**Dataset content:**
** START **
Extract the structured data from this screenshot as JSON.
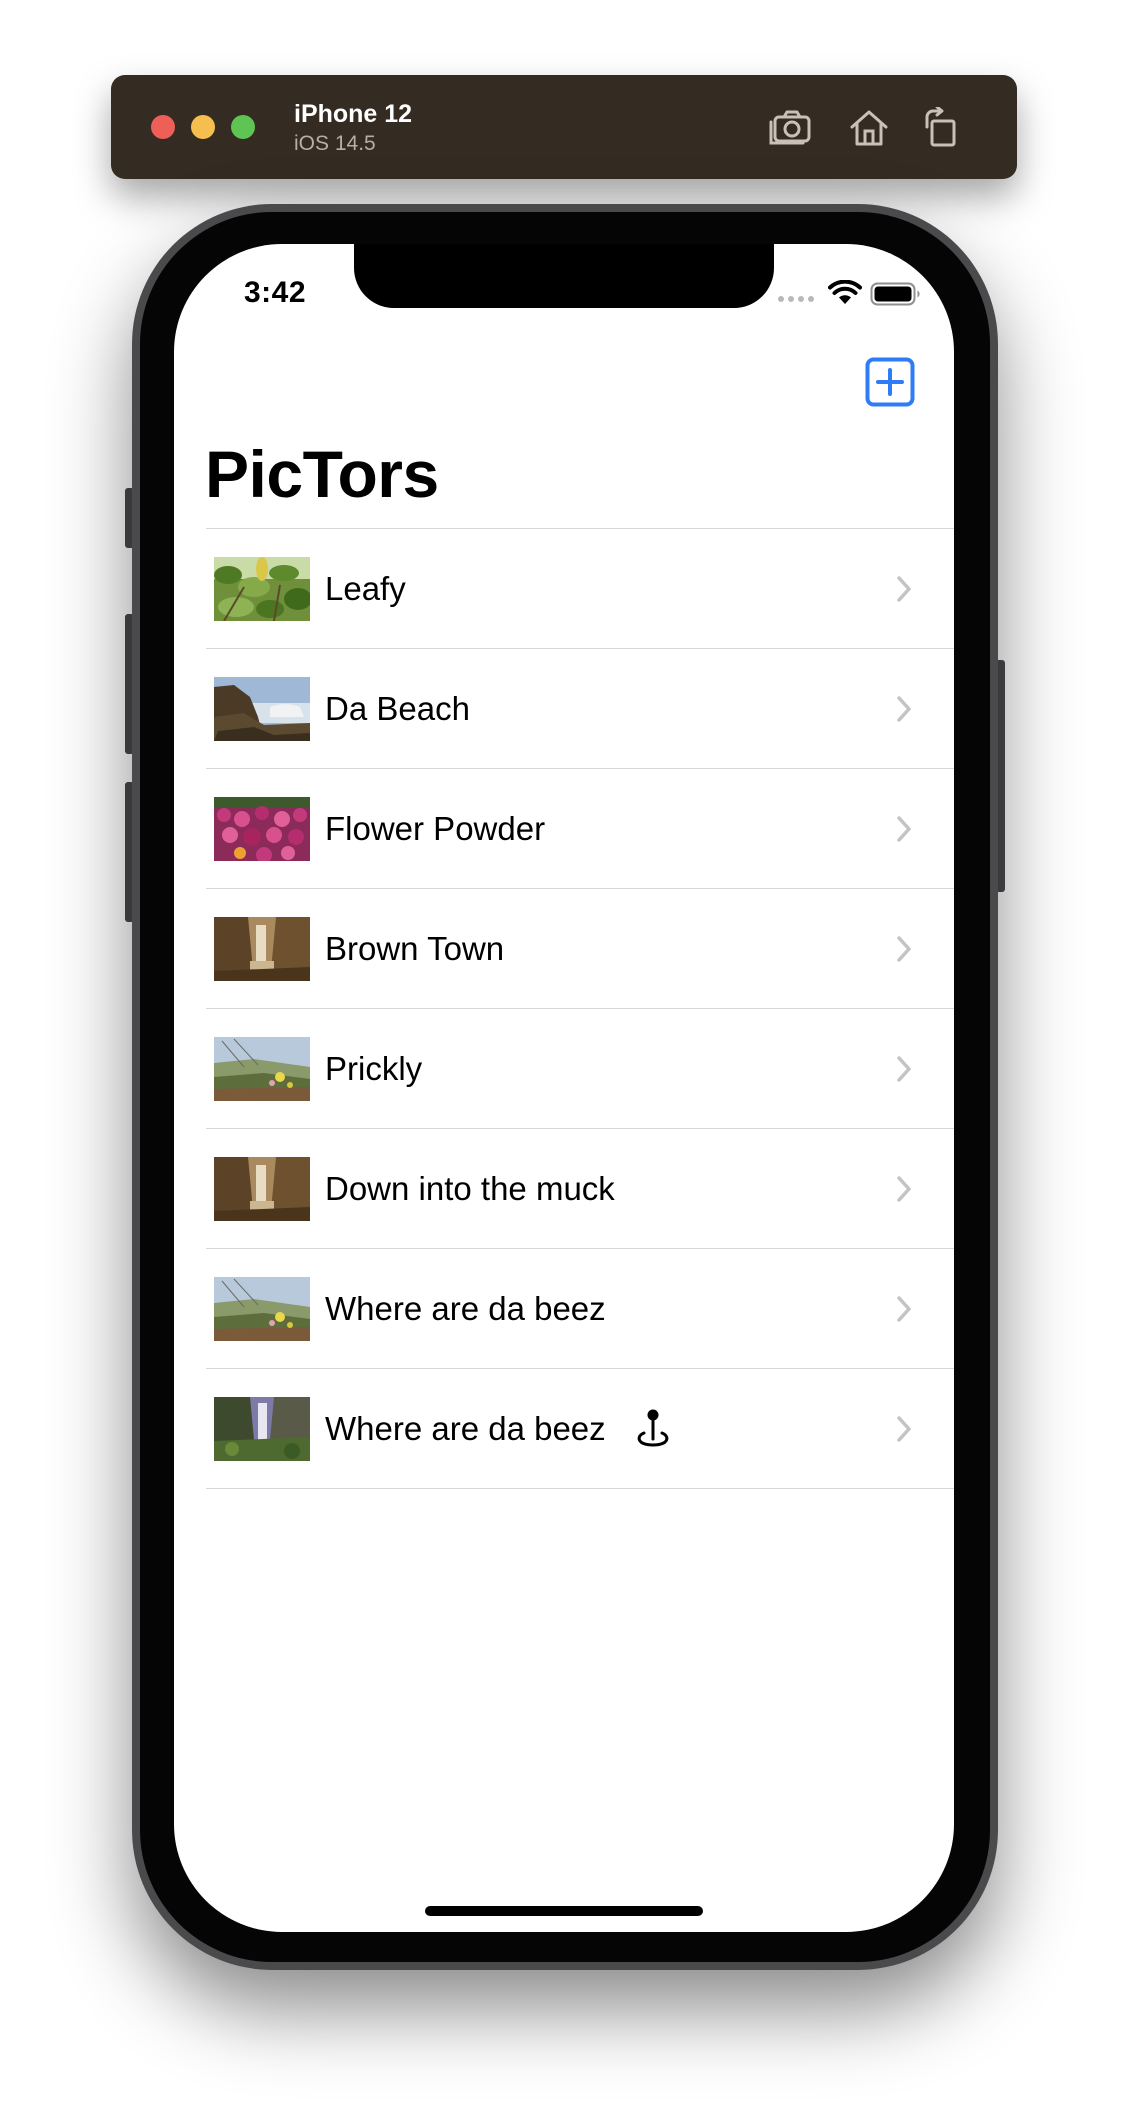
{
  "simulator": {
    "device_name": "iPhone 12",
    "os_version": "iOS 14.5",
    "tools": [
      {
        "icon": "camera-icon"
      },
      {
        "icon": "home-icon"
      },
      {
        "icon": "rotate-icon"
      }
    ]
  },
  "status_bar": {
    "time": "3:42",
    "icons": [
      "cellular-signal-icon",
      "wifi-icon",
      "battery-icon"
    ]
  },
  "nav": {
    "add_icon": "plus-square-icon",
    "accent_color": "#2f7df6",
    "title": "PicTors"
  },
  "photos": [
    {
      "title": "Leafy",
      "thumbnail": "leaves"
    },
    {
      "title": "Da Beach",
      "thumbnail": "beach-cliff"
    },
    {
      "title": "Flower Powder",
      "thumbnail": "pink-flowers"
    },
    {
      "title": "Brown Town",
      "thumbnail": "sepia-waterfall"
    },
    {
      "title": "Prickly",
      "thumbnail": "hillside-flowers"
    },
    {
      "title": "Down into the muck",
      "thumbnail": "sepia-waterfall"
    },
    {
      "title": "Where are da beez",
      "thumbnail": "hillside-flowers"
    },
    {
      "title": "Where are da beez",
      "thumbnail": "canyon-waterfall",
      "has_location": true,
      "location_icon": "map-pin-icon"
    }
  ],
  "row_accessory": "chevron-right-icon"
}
** END **
**Exercise aim:** Report how many lines include the word "title". Give nothing but the number.

**Output of the task:** 9